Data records

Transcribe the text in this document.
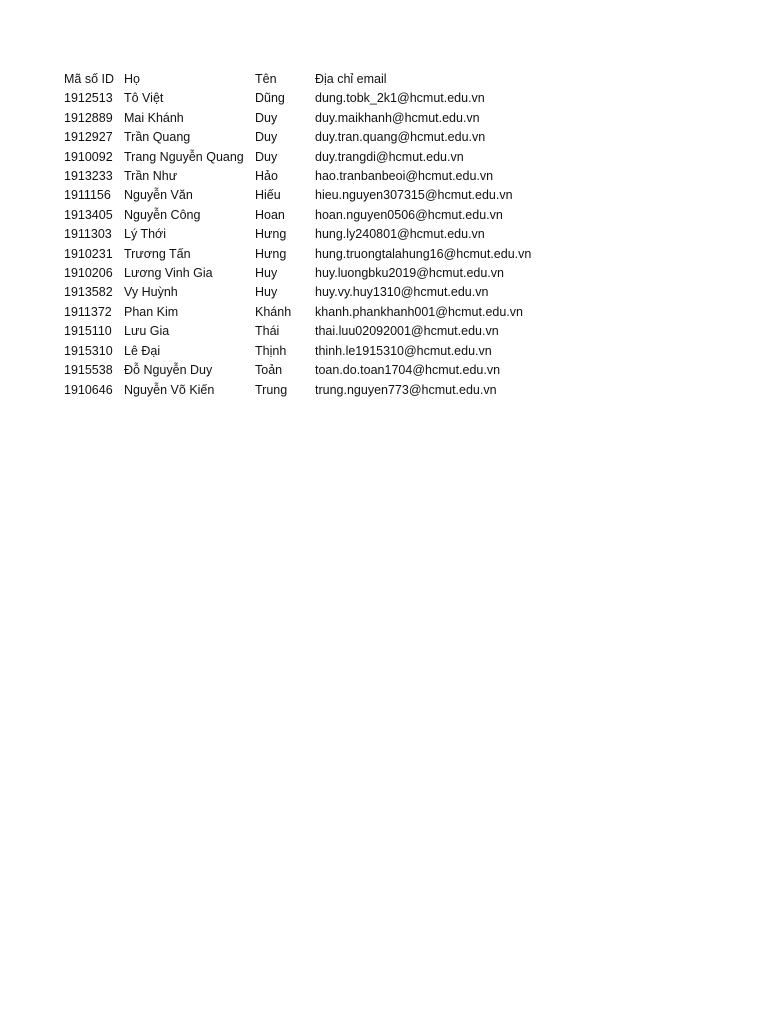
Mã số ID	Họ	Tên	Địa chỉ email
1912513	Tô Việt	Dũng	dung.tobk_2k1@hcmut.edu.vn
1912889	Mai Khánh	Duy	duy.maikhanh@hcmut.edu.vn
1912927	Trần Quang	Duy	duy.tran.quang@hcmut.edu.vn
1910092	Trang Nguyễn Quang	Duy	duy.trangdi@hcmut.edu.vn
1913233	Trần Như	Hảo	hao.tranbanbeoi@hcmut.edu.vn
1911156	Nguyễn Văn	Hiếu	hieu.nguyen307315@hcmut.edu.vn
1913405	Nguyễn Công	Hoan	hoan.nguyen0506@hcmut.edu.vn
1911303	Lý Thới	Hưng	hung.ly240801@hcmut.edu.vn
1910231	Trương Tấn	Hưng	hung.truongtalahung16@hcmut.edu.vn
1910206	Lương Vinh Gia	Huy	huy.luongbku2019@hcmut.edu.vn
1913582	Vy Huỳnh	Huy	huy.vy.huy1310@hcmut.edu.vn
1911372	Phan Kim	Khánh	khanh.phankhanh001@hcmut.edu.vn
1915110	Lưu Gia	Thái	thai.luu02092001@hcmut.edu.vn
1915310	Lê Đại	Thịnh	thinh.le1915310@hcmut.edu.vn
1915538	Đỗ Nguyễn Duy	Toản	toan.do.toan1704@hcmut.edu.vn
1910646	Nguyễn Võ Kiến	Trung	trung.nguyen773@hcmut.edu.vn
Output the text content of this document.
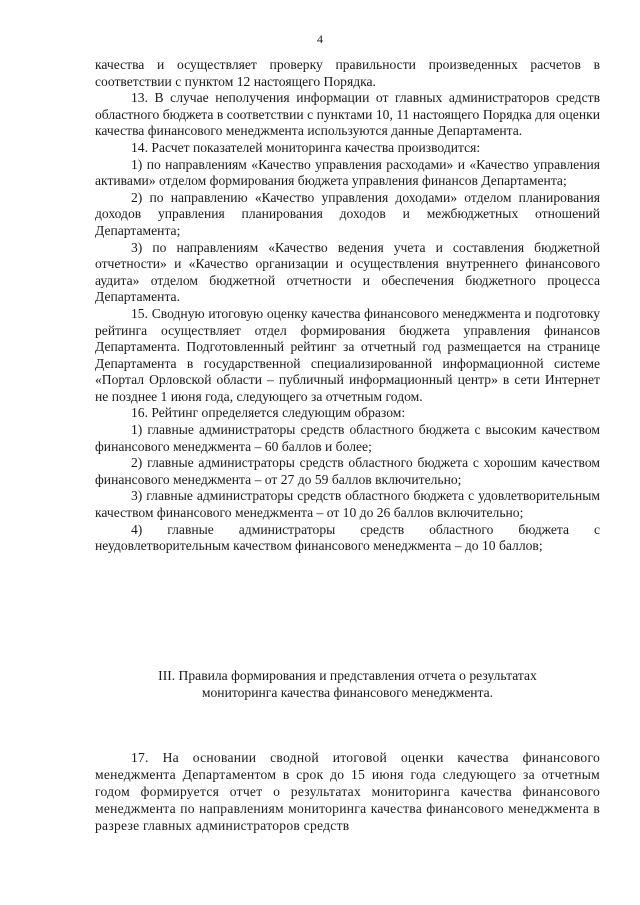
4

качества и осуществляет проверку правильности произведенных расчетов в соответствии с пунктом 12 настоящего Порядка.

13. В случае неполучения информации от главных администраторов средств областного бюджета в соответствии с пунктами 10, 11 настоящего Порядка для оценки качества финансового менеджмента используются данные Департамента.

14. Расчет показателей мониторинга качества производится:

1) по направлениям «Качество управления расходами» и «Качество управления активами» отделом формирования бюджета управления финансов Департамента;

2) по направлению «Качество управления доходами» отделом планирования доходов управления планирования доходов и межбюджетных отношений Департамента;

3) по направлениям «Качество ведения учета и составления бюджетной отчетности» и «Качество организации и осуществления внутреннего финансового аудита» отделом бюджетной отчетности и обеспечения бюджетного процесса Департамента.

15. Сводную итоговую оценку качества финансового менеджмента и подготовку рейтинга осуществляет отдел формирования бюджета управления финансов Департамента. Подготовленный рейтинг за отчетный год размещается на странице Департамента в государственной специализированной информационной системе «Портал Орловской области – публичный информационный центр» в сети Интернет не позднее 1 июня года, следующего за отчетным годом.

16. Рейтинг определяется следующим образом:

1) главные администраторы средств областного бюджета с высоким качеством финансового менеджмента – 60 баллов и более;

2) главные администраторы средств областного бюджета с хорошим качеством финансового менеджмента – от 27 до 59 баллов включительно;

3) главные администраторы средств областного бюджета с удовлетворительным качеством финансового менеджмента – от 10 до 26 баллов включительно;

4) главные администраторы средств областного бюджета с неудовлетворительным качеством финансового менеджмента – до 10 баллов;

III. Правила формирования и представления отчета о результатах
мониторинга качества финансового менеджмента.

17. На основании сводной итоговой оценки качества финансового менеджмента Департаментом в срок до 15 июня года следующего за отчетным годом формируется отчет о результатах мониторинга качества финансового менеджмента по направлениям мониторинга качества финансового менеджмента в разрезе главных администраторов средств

- [What this task involves] Output all of the records exactly as they appear above, but not the pictures.

- [Response to this exercise]
Transcribe the text in this document.
Mã số ID	Họ	Tên	Địa chỉ email
1912513	Tô Việt	Dũng	dung.tobk_2k1@hcmut.edu.vn
1912889	Mai Khánh	Duy	duy.maikhanh@hcmut.edu.vn
1912927	Trần Quang	Duy	duy.tran.quang@hcmut.edu.vn
1910092	Trang Nguyễn Quang	Duy	duy.trangdi@hcmut.edu.vn
1913233	Trần Như	Hảo	hao.tranbanbeoi@hcmut.edu.vn
1911156	Nguyễn Văn	Hiếu	hieu.nguyen307315@hcmut.edu.vn
1913405	Nguyễn Công	Hoan	hoan.nguyen0506@hcmut.edu.vn
1911303	Lý Thới	Hưng	hung.ly240801@hcmut.edu.vn
1910231	Trương Tấn	Hưng	hung.truongtalahung16@hcmut.edu.vn
1910206	Lương Vinh Gia	Huy	huy.luongbku2019@hcmut.edu.vn
1913582	Vy Huỳnh	Huy	huy.vy.huy1310@hcmut.edu.vn
1911372	Phan Kim	Khánh	khanh.phankhanh001@hcmut.edu.vn
1915110	Lưu Gia	Thái	thai.luu02092001@hcmut.edu.vn
1915310	Lê Đại	Thịnh	thinh.le1915310@hcmut.edu.vn
1915538	Đỗ Nguyễn Duy	Toản	toan.do.toan1704@hcmut.edu.vn
1910646	Nguyễn Võ Kiến	Trung	trung.nguyen773@hcmut.edu.vn
Output the text content of this document.
4

качества и осуществляет проверку правильности произведенных расчетов в соответствии с пунктом 12 настоящего Порядка.

13. В случае неполучения информации от главных администраторов средств областного бюджета в соответствии с пунктами 10, 11 настоящего Порядка для оценки качества финансового менеджмента используются данные Департамента.

14. Расчет показателей мониторинга качества производится:

1) по направлениям «Качество управления расходами» и «Качество управления активами» отделом формирования бюджета управления финансов Департамента;

2) по направлению «Качество управления доходами» отделом планирования доходов управления планирования доходов и межбюджетных отношений Департамента;

3) по направлениям «Качество ведения учета и составления бюджетной отчетности» и «Качество организации и осуществления внутреннего финансового аудита» отделом бюджетной отчетности и обеспечения бюджетного процесса Департамента.

15. Сводную итоговую оценку качества финансового менеджмента и подготовку рейтинга осуществляет отдел формирования бюджета управления финансов Департамента. Подготовленный рейтинг за отчетный год размещается на странице Департамента в государственной специализированной информационной системе «Портал Орловской области – публичный информационный центр» в сети Интернет не позднее 1 июня года, следующего за отчетным годом.

16. Рейтинг определяется следующим образом:

1) главные администраторы средств областного бюджета с высоким качеством финансового менеджмента – 60 баллов и более;

2) главные администраторы средств областного бюджета с хорошим качеством финансового менеджмента – от 27 до 59 баллов включительно;

3) главные администраторы средств областного бюджета с удовлетворительным качеством финансового менеджмента – от 10 до 26 баллов включительно;

4) главные администраторы средств областного бюджета с неудовлетворительным качеством финансового менеджмента – до 10 баллов;

III. Правила формирования и представления отчета о результатах
мониторинга качества финансового менеджмента.

17. На основании сводной итоговой оценки качества финансового менеджмента Департаментом в срок до 15 июня года следующего за отчетным годом формируется отчет о результатах мониторинга качества финансового менеджмента по направлениям мониторинга качества финансового менеджмента в разрезе главных администраторов средств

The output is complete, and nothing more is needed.